▸ Task brief:
Write the entries below out again exactly; any picture in them stays out.

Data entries
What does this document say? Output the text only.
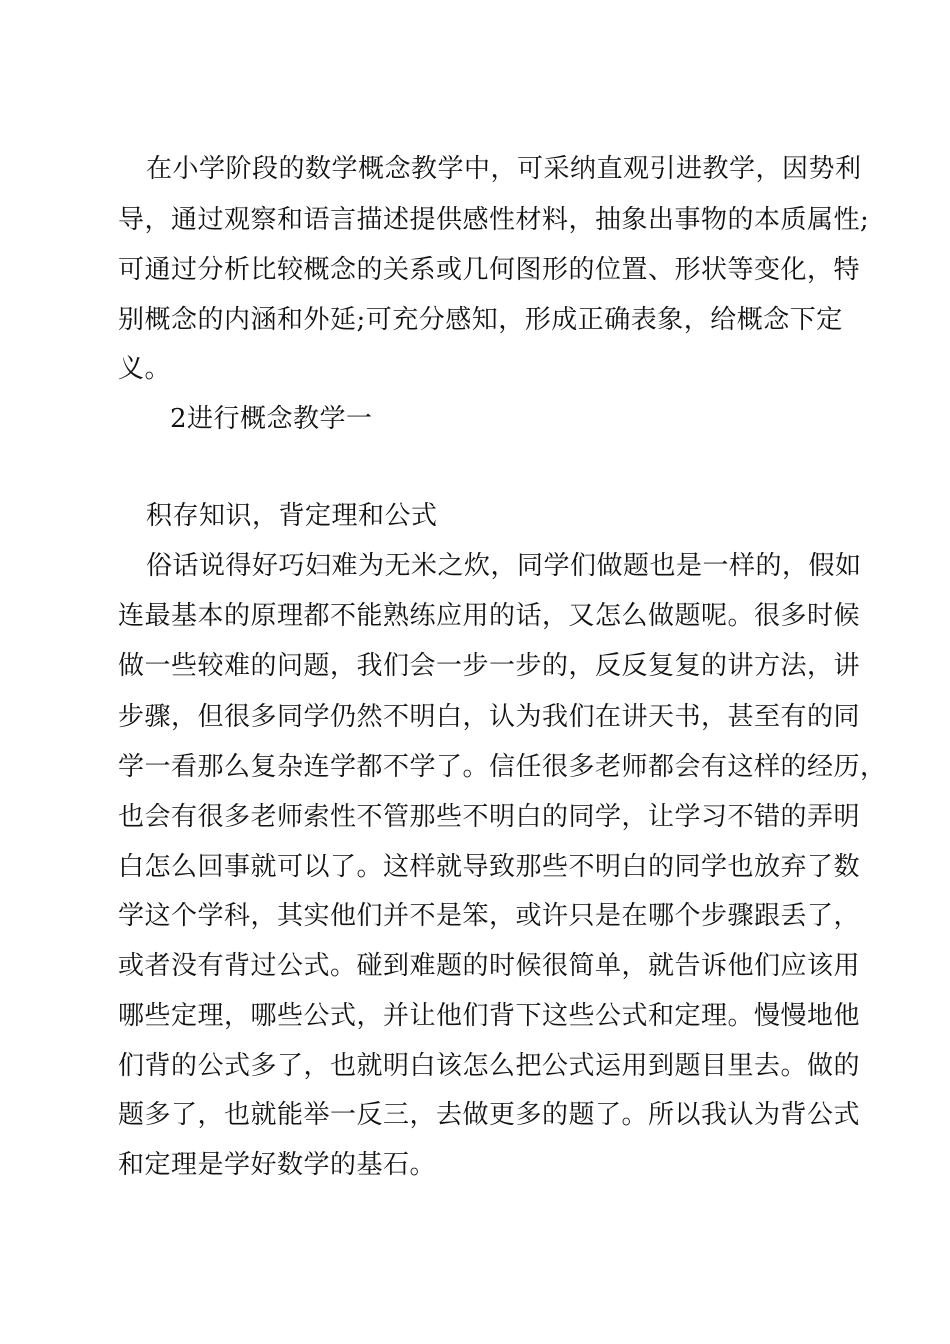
在小学阶段的数学概念教学中，可采纳直观引进教学，因势利
导，通过观察和语言描述提供感性材料，抽象出事物的本质属性;
可通过分析比较概念的关系或几何图形的位置、形状等变化，特
别概念的内涵和外延;可充分感知，形成正确表象，给概念下定
义。
2进行概念教学一
积存知识，背定理和公式
俗话说得好巧妇难为无米之炊，同学们做题也是一样的，假如
连最基本的原理都不能熟练应用的话，又怎么做题呢。很多时候
做一些较难的问题，我们会一步一步的，反反复复的讲方法，讲
步骤，但很多同学仍然不明白，认为我们在讲天书，甚至有的同
学一看那么复杂连学都不学了。信任很多老师都会有这样的经历，
也会有很多老师索性不管那些不明白的同学，让学习不错的弄明
白怎么回事就可以了。这样就导致那些不明白的同学也放弃了数
学这个学科，其实他们并不是笨，或许只是在哪个步骤跟丢了，
或者没有背过公式。碰到难题的时候很简单，就告诉他们应该用
哪些定理，哪些公式，并让他们背下这些公式和定理。慢慢地他
们背的公式多了，也就明白该怎么把公式运用到题目里去。做的
题多了，也就能举一反三，去做更多的题了。所以我认为背公式
和定理是学好数学的基石。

▸ Response to this task:
What does this document say? Output the text only.
在小学阶段的数学概念教学中，可采纳直观引进教学，因势利
导，通过观察和语言描述提供感性材料，抽象出事物的本质属性;
可通过分析比较概念的关系或几何图形的位置、形状等变化，特
别概念的内涵和外延;可充分感知，形成正确表象，给概念下定
义。
2进行概念教学一
积存知识，背定理和公式
俗话说得好巧妇难为无米之炊，同学们做题也是一样的，假如
连最基本的原理都不能熟练应用的话，又怎么做题呢。很多时候
做一些较难的问题，我们会一步一步的，反反复复的讲方法，讲
步骤，但很多同学仍然不明白，认为我们在讲天书，甚至有的同
学一看那么复杂连学都不学了。信任很多老师都会有这样的经历，
也会有很多老师索性不管那些不明白的同学，让学习不错的弄明
白怎么回事就可以了。这样就导致那些不明白的同学也放弃了数
学这个学科，其实他们并不是笨，或许只是在哪个步骤跟丢了，
或者没有背过公式。碰到难题的时候很简单，就告诉他们应该用
哪些定理，哪些公式，并让他们背下这些公式和定理。慢慢地他
们背的公式多了，也就明白该怎么把公式运用到题目里去。做的
题多了，也就能举一反三，去做更多的题了。所以我认为背公式
和定理是学好数学的基石。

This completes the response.